_Supplied material_.

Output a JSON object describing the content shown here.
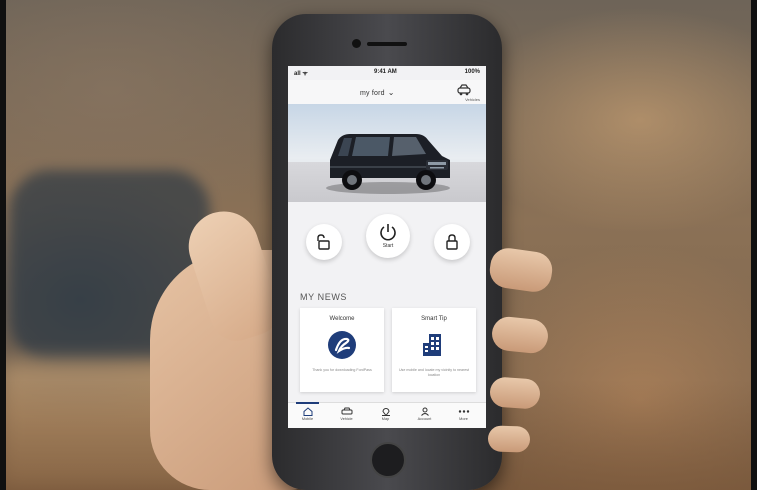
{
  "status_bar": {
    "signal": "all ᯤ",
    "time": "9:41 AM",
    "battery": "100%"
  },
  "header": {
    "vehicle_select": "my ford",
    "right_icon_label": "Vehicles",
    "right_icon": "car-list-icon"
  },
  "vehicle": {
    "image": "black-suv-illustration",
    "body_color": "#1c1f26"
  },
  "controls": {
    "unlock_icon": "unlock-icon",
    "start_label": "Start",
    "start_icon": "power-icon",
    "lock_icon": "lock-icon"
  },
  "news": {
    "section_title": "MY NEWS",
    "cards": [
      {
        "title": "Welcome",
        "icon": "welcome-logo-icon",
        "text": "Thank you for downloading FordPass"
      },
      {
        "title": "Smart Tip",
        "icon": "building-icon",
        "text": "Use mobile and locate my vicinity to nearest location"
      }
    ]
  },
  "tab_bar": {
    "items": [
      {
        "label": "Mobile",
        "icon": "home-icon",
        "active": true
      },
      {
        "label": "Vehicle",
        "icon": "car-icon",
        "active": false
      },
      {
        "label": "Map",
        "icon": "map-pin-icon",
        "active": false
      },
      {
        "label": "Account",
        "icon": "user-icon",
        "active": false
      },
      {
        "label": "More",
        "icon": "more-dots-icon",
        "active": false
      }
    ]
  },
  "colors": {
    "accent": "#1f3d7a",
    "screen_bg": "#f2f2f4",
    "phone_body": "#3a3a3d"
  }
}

_Set exercise_.
Give an exact copy of the material, leaving out every picture.

_Answer below_.
Output a JSON object describing the content shown here.
{
  "status_bar": {
    "signal": "all ᯤ",
    "time": "9:41 AM",
    "battery": "100%"
  },
  "header": {
    "vehicle_select": "my ford",
    "right_icon_label": "Vehicles",
    "right_icon": "car-list-icon"
  },
  "vehicle": {
    "image": "black-suv-illustration",
    "body_color": "#1c1f26"
  },
  "controls": {
    "unlock_icon": "unlock-icon",
    "start_label": "Start",
    "start_icon": "power-icon",
    "lock_icon": "lock-icon"
  },
  "news": {
    "section_title": "MY NEWS",
    "cards": [
      {
        "title": "Welcome",
        "icon": "welcome-logo-icon",
        "text": "Thank you for downloading FordPass"
      },
      {
        "title": "Smart Tip",
        "icon": "building-icon",
        "text": "Use mobile and locate my vicinity to nearest location"
      }
    ]
  },
  "tab_bar": {
    "items": [
      {
        "label": "Mobile",
        "icon": "home-icon",
        "active": true
      },
      {
        "label": "Vehicle",
        "icon": "car-icon",
        "active": false
      },
      {
        "label": "Map",
        "icon": "map-pin-icon",
        "active": false
      },
      {
        "label": "Account",
        "icon": "user-icon",
        "active": false
      },
      {
        "label": "More",
        "icon": "more-dots-icon",
        "active": false
      }
    ]
  },
  "colors": {
    "accent": "#1f3d7a",
    "screen_bg": "#f2f2f4",
    "phone_body": "#3a3a3d"
  }
}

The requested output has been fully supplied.